AIM OF THE TASK: Copy every record exactly, and keep the pictures out.

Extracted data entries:

——————————

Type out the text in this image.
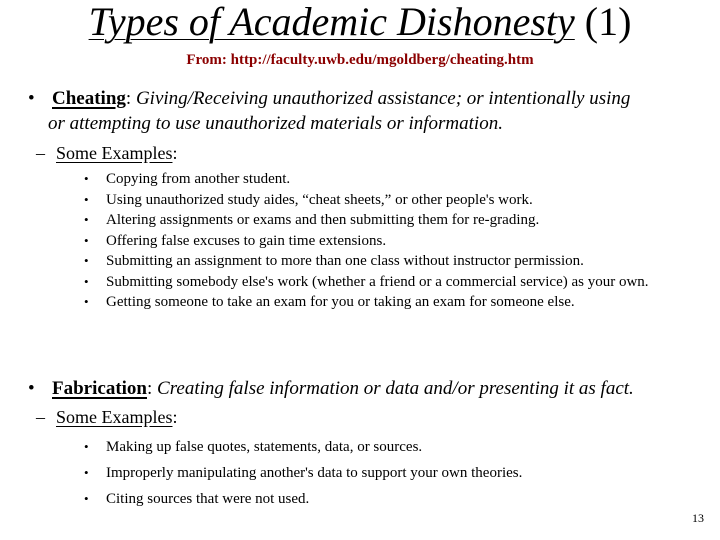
Types of Academic Dishonesty (1)
From: http://faculty.uwb.edu/mgoldberg/cheating.htm
• Cheating: Giving/Receiving unauthorized assistance; or intentionally using
or attempting to use unauthorized materials or information.
– Some Examples:
• Copying from another student.
• Using unauthorized study aides, “cheat sheets,” or other people's work.
• Altering assignments or exams and then submitting them for re-grading.
• Offering false excuses to gain time extensions.
• Submitting an assignment to more than one class without instructor permission.
• Submitting somebody else's work (whether a friend or a commercial service) as your own.
• Getting someone to take an exam for you or taking an exam for someone else.
• Fabrication: Creating false information or data and/or presenting it as fact.
– Some Examples:
• Making up false quotes, statements, data, or sources.
• Improperly manipulating another's data to support your own theories.
• Citing sources that were not used.
13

——————————

OUTPUT FOR THIS TASK:
Type out the text in this image.
Types of Academic Dishonesty (1)
From: http://faculty.uwb.edu/mgoldberg/cheating.htm
• Cheating: Giving/Receiving unauthorized assistance; or intentionally using
or attempting to use unauthorized materials or information.
– Some Examples:
• Copying from another student.
• Using unauthorized study aides, “cheat sheets,” or other people's work.
• Altering assignments or exams and then submitting them for re-grading.
• Offering false excuses to gain time extensions.
• Submitting an assignment to more than one class without instructor permission.
• Submitting somebody else's work (whether a friend or a commercial service) as your own.
• Getting someone to take an exam for you or taking an exam for someone else.
• Fabrication: Creating false information or data and/or presenting it as fact.
– Some Examples:
• Making up false quotes, statements, data, or sources.
• Improperly manipulating another's data to support your own theories.
• Citing sources that were not used.
13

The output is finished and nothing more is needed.